◆ INSTRUCTION
Please give every line of the entries below again, replacing "chart-title" with "title" wherever it occurs and leaving everything else unchanged.

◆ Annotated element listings
— BEGIN —
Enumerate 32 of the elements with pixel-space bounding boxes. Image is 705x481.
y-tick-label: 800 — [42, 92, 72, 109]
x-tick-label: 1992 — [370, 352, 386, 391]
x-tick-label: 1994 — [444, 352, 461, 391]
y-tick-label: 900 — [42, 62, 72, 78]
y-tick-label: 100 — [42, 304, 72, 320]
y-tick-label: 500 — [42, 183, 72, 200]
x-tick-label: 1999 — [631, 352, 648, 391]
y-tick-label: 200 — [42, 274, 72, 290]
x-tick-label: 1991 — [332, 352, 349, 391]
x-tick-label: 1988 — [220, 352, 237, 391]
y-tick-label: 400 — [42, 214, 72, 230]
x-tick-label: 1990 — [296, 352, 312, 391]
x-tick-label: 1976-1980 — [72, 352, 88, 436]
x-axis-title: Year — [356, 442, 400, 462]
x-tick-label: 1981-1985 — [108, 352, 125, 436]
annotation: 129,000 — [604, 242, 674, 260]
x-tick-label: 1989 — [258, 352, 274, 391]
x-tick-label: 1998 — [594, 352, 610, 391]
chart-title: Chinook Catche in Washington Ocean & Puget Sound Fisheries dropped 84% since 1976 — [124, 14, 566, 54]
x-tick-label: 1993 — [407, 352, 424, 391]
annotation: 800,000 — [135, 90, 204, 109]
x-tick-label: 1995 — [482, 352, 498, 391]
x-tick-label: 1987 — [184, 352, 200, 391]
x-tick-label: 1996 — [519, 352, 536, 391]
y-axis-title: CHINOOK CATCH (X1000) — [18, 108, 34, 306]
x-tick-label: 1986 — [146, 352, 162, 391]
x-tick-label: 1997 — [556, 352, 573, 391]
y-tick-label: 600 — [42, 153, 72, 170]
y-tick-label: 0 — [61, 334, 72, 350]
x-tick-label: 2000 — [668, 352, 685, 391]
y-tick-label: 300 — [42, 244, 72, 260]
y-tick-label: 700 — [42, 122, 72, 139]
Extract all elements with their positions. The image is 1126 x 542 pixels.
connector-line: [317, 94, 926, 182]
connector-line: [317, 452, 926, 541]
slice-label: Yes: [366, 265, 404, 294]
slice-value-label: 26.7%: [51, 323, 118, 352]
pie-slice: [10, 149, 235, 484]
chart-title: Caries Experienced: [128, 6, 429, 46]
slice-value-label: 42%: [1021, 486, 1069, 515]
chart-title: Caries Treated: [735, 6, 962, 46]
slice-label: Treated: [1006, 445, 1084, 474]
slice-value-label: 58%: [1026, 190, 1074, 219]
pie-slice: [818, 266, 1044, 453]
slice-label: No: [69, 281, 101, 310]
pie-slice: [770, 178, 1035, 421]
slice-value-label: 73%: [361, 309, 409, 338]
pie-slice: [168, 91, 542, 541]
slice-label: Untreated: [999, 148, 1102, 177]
— END —
◆ WORKED SOLUTION
Enumerate 32 of the elements with pixel-space bounding boxes. Image is 705x481.
y-tick-label: 800 — [42, 92, 72, 109]
x-tick-label: 1992 — [370, 352, 386, 391]
x-tick-label: 1994 — [444, 352, 461, 391]
y-tick-label: 900 — [42, 62, 72, 78]
y-tick-label: 100 — [42, 304, 72, 320]
y-tick-label: 500 — [42, 183, 72, 200]
x-tick-label: 1999 — [631, 352, 648, 391]
y-tick-label: 200 — [42, 274, 72, 290]
x-tick-label: 1991 — [332, 352, 349, 391]
x-tick-label: 1988 — [220, 352, 237, 391]
y-tick-label: 400 — [42, 214, 72, 230]
x-tick-label: 1990 — [296, 352, 312, 391]
x-tick-label: 1976-1980 — [72, 352, 88, 436]
x-axis-title: Year — [356, 442, 400, 462]
x-tick-label: 1981-1985 — [108, 352, 125, 436]
annotation: 129,000 — [604, 242, 674, 260]
x-tick-label: 1989 — [258, 352, 274, 391]
x-tick-label: 1998 — [594, 352, 610, 391]
title: Chinook Catche in Washington Ocean & Puget Sound Fisheries dropped 84% since 1976 — [124, 14, 566, 54]
x-tick-label: 1993 — [407, 352, 424, 391]
annotation: 800,000 — [135, 90, 204, 109]
x-tick-label: 1995 — [482, 352, 498, 391]
x-tick-label: 1987 — [184, 352, 200, 391]
x-tick-label: 1996 — [519, 352, 536, 391]
y-axis-title: CHINOOK CATCH (X1000) — [18, 108, 34, 306]
x-tick-label: 1986 — [146, 352, 162, 391]
x-tick-label: 1997 — [556, 352, 573, 391]
y-tick-label: 600 — [42, 153, 72, 170]
y-tick-label: 0 — [61, 334, 72, 350]
x-tick-label: 2000 — [668, 352, 685, 391]
y-tick-label: 300 — [42, 244, 72, 260]
y-tick-label: 700 — [42, 122, 72, 139]
Extract all elements with their positions. The image is 1126 x 542 pixels.
connector-line: [317, 94, 926, 182]
connector-line: [317, 452, 926, 541]
slice-label: Yes: [366, 265, 404, 294]
slice-value-label: 26.7%: [51, 323, 118, 352]
pie-slice: [10, 149, 235, 484]
title: Caries Experienced: [128, 6, 429, 46]
slice-value-label: 42%: [1021, 486, 1069, 515]
title: Caries Treated: [735, 6, 962, 46]
slice-label: Treated: [1006, 445, 1084, 474]
slice-value-label: 58%: [1026, 190, 1074, 219]
pie-slice: [818, 266, 1044, 453]
slice-label: No: [69, 281, 101, 310]
pie-slice: [770, 178, 1035, 421]
slice-value-label: 73%: [361, 309, 409, 338]
pie-slice: [168, 91, 542, 541]
slice-label: Untreated: [999, 148, 1102, 177]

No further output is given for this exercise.